> **The task**: Without the pictures, return all of the material exactly as written.

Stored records
----------

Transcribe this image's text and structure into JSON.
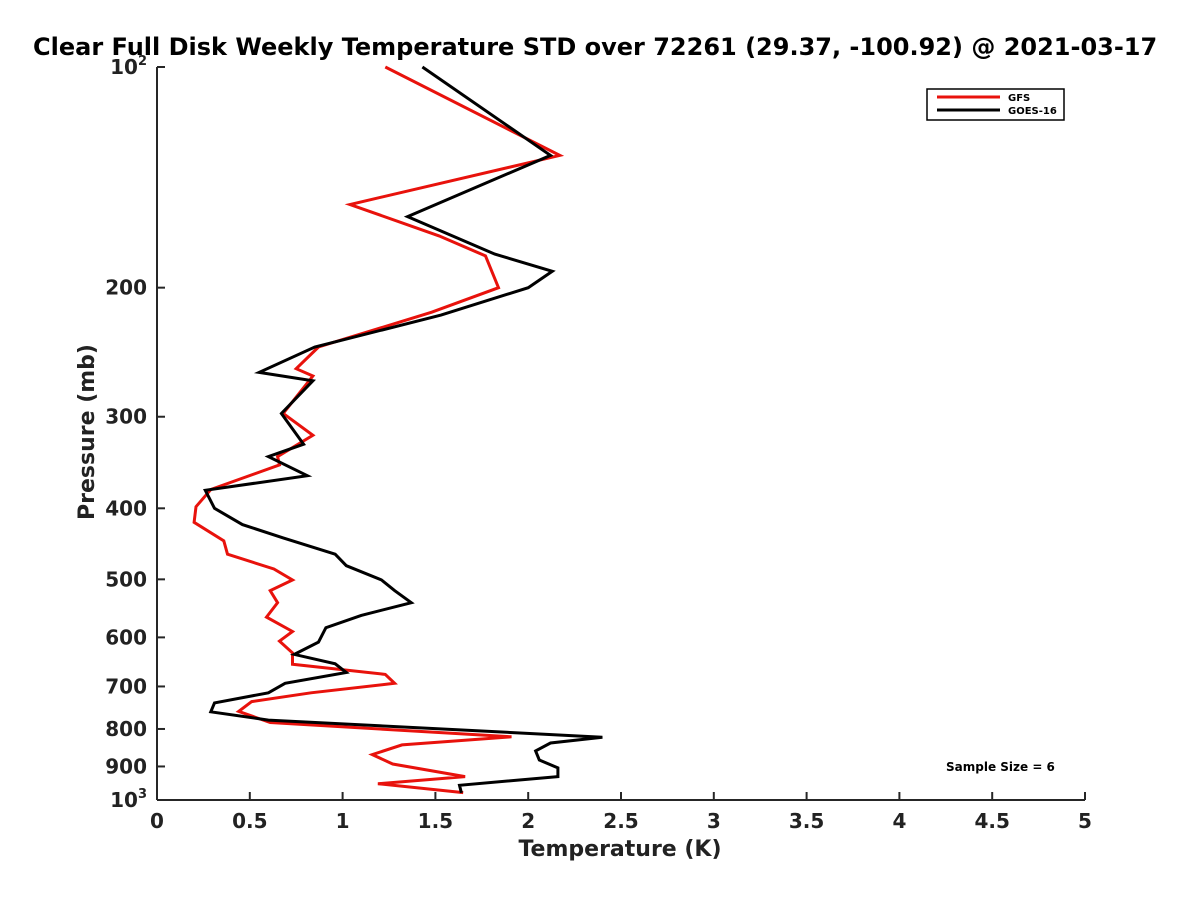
{
  "chart_data": {
    "type": "line",
    "title": "Clear Full Disk Weekly Temperature STD over 72261 (29.37, -100.92) @ 2021-03-17",
    "xlabel": "Temperature (K)",
    "ylabel": "Pressure (mb)",
    "xlim": [
      0,
      5
    ],
    "ylim": [
      1000,
      100
    ],
    "y_scale": "log",
    "x_ticks": [
      "0",
      "0.5",
      "1",
      "1.5",
      "2",
      "2.5",
      "3",
      "3.5",
      "4",
      "4.5",
      "5"
    ],
    "y_ticks": [
      {
        "value": 100,
        "base": "10",
        "exp": "2"
      },
      {
        "value": 200,
        "label": "200"
      },
      {
        "value": 300,
        "label": "300"
      },
      {
        "value": 400,
        "label": "400"
      },
      {
        "value": 500,
        "label": "500"
      },
      {
        "value": 600,
        "label": "600"
      },
      {
        "value": 700,
        "label": "700"
      },
      {
        "value": 800,
        "label": "800"
      },
      {
        "value": 900,
        "label": "900"
      },
      {
        "value": 1000,
        "base": "10",
        "exp": "3"
      }
    ],
    "grid": false,
    "legend_position": "top-right",
    "annotation": "Sample Size = 6",
    "series": [
      {
        "name": "GFS",
        "color": "#e8120c",
        "temps": [
          1.23,
          2.17,
          1.04,
          1.52,
          1.77,
          1.84,
          1.48,
          0.87,
          0.75,
          0.84,
          0.68,
          0.84,
          0.65,
          0.66,
          0.29,
          0.21,
          0.2,
          0.36,
          0.38,
          0.63,
          0.73,
          0.61,
          0.65,
          0.59,
          0.73,
          0.66,
          0.73,
          0.73,
          1.23,
          1.28,
          0.83,
          0.51,
          0.44,
          0.61,
          1.91,
          1.32,
          1.16,
          1.27,
          1.66,
          1.19,
          1.65
        ],
        "pressures": [
          100,
          132,
          154,
          170,
          181,
          200,
          216,
          241,
          258,
          264,
          297,
          318,
          340,
          349,
          377,
          398,
          418,
          443,
          462,
          484,
          501,
          518,
          538,
          563,
          589,
          607,
          630,
          653,
          674,
          693,
          714,
          734,
          757,
          784,
          820,
          841,
          867,
          893,
          929,
          950,
          977
        ]
      },
      {
        "name": "GOES-16",
        "color": "#000000",
        "temps": [
          1.43,
          2.12,
          1.35,
          1.82,
          2.13,
          2.0,
          1.53,
          0.85,
          0.55,
          0.84,
          0.67,
          0.79,
          0.6,
          0.81,
          0.26,
          0.31,
          0.46,
          0.68,
          0.96,
          1.02,
          1.21,
          1.28,
          1.37,
          1.1,
          0.91,
          0.87,
          0.74,
          0.96,
          1.02,
          0.69,
          0.6,
          0.31,
          0.29,
          0.6,
          2.4,
          2.12,
          2.04,
          2.06,
          2.16,
          2.16,
          1.63,
          1.64
        ],
        "pressures": [
          100,
          132,
          160,
          180,
          190,
          200,
          218,
          241,
          261,
          268,
          297,
          327,
          340,
          361,
          378,
          400,
          421,
          439,
          462,
          479,
          501,
          518,
          538,
          560,
          582,
          609,
          633,
          652,
          670,
          693,
          714,
          737,
          758,
          778,
          821,
          836,
          857,
          882,
          904,
          929,
          955,
          978
        ]
      }
    ]
  }
}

----------

> **Result of this exercise**:
Transcribe this image's text and structure into JSON.
{
  "chart_data": {
    "type": "line",
    "title": "Clear Full Disk Weekly Temperature STD over 72261 (29.37, -100.92) @ 2021-03-17",
    "xlabel": "Temperature (K)",
    "ylabel": "Pressure (mb)",
    "xlim": [
      0,
      5
    ],
    "ylim": [
      1000,
      100
    ],
    "y_scale": "log",
    "x_ticks": [
      "0",
      "0.5",
      "1",
      "1.5",
      "2",
      "2.5",
      "3",
      "3.5",
      "4",
      "4.5",
      "5"
    ],
    "y_ticks": [
      {
        "value": 100,
        "base": "10",
        "exp": "2"
      },
      {
        "value": 200,
        "label": "200"
      },
      {
        "value": 300,
        "label": "300"
      },
      {
        "value": 400,
        "label": "400"
      },
      {
        "value": 500,
        "label": "500"
      },
      {
        "value": 600,
        "label": "600"
      },
      {
        "value": 700,
        "label": "700"
      },
      {
        "value": 800,
        "label": "800"
      },
      {
        "value": 900,
        "label": "900"
      },
      {
        "value": 1000,
        "base": "10",
        "exp": "3"
      }
    ],
    "grid": false,
    "legend_position": "top-right",
    "annotation": "Sample Size = 6",
    "series": [
      {
        "name": "GFS",
        "color": "#e8120c",
        "temps": [
          1.23,
          2.17,
          1.04,
          1.52,
          1.77,
          1.84,
          1.48,
          0.87,
          0.75,
          0.84,
          0.68,
          0.84,
          0.65,
          0.66,
          0.29,
          0.21,
          0.2,
          0.36,
          0.38,
          0.63,
          0.73,
          0.61,
          0.65,
          0.59,
          0.73,
          0.66,
          0.73,
          0.73,
          1.23,
          1.28,
          0.83,
          0.51,
          0.44,
          0.61,
          1.91,
          1.32,
          1.16,
          1.27,
          1.66,
          1.19,
          1.65
        ],
        "pressures": [
          100,
          132,
          154,
          170,
          181,
          200,
          216,
          241,
          258,
          264,
          297,
          318,
          340,
          349,
          377,
          398,
          418,
          443,
          462,
          484,
          501,
          518,
          538,
          563,
          589,
          607,
          630,
          653,
          674,
          693,
          714,
          734,
          757,
          784,
          820,
          841,
          867,
          893,
          929,
          950,
          977
        ]
      },
      {
        "name": "GOES-16",
        "color": "#000000",
        "temps": [
          1.43,
          2.12,
          1.35,
          1.82,
          2.13,
          2.0,
          1.53,
          0.85,
          0.55,
          0.84,
          0.67,
          0.79,
          0.6,
          0.81,
          0.26,
          0.31,
          0.46,
          0.68,
          0.96,
          1.02,
          1.21,
          1.28,
          1.37,
          1.1,
          0.91,
          0.87,
          0.74,
          0.96,
          1.02,
          0.69,
          0.6,
          0.31,
          0.29,
          0.6,
          2.4,
          2.12,
          2.04,
          2.06,
          2.16,
          2.16,
          1.63,
          1.64
        ],
        "pressures": [
          100,
          132,
          160,
          180,
          190,
          200,
          218,
          241,
          261,
          268,
          297,
          327,
          340,
          361,
          378,
          400,
          421,
          439,
          462,
          479,
          501,
          518,
          538,
          560,
          582,
          609,
          633,
          652,
          670,
          693,
          714,
          737,
          758,
          778,
          821,
          836,
          857,
          882,
          904,
          929,
          955,
          978
        ]
      }
    ]
  }
}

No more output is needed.